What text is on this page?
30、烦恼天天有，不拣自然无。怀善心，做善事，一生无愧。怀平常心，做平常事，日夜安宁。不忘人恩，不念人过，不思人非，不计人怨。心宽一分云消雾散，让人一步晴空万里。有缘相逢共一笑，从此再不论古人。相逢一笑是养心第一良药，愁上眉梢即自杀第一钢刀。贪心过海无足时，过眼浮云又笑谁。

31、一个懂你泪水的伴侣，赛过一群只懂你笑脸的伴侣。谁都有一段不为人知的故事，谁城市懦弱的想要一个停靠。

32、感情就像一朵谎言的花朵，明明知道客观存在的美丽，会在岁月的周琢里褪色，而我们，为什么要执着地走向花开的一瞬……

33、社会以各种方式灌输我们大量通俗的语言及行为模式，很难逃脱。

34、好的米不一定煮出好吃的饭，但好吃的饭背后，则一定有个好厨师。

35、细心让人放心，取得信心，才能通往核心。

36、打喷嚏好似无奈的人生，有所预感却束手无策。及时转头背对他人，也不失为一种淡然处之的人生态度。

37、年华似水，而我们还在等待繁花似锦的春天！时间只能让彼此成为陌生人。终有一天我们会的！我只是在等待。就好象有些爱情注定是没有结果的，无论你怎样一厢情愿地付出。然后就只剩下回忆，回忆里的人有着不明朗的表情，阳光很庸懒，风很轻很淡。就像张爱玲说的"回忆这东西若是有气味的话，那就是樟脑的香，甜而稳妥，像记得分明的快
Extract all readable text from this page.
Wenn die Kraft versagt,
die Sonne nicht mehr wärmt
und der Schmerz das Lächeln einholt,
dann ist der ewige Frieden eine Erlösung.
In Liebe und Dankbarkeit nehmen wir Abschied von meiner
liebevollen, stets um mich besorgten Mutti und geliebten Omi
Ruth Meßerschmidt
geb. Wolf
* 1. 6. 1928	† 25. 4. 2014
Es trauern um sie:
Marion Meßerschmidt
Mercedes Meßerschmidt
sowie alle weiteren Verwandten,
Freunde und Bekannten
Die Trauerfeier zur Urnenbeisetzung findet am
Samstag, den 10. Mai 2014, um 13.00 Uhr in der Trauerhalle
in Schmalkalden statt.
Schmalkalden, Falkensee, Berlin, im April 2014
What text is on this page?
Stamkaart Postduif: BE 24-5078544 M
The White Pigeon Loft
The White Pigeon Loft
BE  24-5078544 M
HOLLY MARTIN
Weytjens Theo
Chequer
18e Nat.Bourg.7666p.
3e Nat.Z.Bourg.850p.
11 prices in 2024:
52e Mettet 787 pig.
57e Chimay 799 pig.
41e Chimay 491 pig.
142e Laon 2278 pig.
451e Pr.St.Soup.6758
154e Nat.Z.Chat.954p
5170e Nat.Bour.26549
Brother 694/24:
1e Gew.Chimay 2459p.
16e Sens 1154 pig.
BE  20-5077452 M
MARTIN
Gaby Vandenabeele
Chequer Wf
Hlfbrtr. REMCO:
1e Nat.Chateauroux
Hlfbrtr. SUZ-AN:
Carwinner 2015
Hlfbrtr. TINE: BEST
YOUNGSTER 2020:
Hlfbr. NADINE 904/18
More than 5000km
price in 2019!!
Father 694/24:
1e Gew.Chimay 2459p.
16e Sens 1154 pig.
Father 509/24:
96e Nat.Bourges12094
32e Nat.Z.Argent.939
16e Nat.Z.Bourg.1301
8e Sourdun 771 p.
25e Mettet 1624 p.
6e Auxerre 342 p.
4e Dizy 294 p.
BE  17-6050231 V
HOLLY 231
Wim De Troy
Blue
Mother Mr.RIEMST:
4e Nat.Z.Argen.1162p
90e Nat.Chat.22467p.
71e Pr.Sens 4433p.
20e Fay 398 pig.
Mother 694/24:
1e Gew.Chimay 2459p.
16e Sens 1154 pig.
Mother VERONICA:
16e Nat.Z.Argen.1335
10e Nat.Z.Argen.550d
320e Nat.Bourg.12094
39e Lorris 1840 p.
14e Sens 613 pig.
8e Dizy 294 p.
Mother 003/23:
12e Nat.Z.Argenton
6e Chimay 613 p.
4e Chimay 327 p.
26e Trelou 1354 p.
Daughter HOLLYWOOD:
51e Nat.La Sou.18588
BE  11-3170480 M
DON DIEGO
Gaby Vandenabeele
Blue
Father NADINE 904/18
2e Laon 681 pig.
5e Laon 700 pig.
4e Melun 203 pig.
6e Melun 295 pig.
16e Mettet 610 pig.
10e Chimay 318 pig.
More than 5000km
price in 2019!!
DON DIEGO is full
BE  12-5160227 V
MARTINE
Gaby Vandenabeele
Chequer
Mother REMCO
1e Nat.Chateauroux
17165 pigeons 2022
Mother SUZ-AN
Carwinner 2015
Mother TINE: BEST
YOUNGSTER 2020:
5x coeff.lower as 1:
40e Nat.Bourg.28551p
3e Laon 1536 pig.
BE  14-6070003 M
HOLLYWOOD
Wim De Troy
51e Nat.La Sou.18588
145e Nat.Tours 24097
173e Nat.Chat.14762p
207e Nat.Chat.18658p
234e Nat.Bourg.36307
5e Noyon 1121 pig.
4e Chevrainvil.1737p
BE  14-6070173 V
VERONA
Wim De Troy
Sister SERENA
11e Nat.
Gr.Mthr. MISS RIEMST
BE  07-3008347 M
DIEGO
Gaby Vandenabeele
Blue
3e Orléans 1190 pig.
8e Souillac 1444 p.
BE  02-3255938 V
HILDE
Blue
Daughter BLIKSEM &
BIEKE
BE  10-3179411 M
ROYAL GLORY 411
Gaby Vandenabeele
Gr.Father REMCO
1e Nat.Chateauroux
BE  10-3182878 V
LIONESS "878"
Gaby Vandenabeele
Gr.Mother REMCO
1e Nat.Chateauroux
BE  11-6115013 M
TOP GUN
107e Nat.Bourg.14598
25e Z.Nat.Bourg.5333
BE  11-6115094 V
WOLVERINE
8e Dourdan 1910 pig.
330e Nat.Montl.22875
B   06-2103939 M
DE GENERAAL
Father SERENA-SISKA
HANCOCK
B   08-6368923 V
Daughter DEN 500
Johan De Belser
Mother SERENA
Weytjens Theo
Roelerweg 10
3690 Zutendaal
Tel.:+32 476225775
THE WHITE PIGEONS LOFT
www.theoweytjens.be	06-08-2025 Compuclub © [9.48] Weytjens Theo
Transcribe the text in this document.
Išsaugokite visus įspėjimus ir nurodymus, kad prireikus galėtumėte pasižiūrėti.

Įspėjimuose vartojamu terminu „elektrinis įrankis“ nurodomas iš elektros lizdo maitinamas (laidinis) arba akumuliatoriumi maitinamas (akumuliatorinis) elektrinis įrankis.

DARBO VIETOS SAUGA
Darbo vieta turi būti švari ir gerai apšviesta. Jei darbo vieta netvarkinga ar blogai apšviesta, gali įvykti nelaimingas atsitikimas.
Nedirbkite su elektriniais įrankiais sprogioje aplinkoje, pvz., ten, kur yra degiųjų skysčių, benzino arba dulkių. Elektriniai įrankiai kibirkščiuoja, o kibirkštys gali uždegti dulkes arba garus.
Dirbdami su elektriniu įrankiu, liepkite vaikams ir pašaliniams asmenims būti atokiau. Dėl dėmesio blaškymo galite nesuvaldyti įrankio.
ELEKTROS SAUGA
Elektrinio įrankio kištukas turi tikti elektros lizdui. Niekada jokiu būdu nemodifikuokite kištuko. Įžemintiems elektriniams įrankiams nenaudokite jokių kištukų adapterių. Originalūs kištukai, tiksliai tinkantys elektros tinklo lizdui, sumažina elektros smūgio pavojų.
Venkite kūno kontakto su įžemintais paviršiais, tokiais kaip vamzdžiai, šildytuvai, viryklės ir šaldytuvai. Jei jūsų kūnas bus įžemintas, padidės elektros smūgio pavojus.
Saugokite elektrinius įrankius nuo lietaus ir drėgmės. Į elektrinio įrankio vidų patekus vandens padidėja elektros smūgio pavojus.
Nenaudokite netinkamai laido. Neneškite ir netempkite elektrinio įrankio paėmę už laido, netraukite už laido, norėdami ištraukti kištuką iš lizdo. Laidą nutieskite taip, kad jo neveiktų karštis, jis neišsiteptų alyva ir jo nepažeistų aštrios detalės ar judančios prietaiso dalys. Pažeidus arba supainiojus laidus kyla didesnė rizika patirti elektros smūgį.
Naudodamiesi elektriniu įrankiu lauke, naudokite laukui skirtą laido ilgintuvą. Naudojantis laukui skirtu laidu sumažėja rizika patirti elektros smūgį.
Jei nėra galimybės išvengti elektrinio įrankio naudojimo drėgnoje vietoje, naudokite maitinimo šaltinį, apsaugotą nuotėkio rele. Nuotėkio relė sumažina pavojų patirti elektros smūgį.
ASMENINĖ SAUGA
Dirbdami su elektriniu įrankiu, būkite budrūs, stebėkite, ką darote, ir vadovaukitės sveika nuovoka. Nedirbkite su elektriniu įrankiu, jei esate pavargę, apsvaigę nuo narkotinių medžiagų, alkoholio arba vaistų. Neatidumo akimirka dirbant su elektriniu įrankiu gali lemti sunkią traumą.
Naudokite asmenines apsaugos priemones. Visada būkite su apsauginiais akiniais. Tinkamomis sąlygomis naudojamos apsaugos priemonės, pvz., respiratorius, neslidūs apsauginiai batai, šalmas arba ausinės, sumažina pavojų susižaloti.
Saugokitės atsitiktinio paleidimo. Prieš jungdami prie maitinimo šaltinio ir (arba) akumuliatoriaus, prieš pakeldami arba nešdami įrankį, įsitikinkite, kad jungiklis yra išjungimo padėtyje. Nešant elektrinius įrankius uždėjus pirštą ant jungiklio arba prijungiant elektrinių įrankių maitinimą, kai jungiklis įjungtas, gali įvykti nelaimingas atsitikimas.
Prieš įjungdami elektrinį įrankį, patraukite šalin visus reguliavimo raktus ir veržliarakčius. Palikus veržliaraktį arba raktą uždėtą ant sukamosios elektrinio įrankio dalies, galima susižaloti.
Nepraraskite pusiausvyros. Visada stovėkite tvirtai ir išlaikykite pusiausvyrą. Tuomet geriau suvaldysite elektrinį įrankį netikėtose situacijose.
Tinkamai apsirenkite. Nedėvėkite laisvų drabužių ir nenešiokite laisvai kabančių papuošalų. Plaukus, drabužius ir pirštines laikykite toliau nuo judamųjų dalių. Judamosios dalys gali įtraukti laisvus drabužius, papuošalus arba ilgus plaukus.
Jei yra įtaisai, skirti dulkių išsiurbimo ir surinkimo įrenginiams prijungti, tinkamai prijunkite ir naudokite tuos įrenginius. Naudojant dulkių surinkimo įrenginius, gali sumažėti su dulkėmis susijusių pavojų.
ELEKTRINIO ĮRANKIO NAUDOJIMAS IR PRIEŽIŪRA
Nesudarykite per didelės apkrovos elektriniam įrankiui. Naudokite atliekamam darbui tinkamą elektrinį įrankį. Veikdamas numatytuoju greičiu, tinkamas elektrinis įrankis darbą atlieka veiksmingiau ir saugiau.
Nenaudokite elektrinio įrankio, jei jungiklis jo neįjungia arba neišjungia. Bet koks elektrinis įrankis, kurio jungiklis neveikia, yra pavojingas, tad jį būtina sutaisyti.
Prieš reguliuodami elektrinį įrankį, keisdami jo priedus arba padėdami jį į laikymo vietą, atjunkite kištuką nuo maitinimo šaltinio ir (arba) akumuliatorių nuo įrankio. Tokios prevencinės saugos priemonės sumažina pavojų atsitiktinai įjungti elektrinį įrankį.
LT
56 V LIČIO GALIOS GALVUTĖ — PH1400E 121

▸ **Exercise aim**: Select the lines from the entries that include the word "įvykti".

▸ **Final answer**:
Darbo vieta turi būti švari ir gerai apšviesta. Jei darbo vieta netvarkinga ar blogai apšviesta, gali įvykti nelaimingas atsitikimas.
Saugokitės atsitiktinio paleidimo. Prieš jungdami prie maitinimo šaltinio ir (arba) akumuliatoriaus, prieš pakeldami arba nešdami įrankį, įsitikinkite, kad jungiklis yra išjungimo padėtyje. Nešant elektrinius įrankius uždėjus pirštą ant jungiklio arba prijungiant elektrinių įrankių maitinimą, kai jungiklis įjungtas, gali įvykti nelaimingas atsitikimas.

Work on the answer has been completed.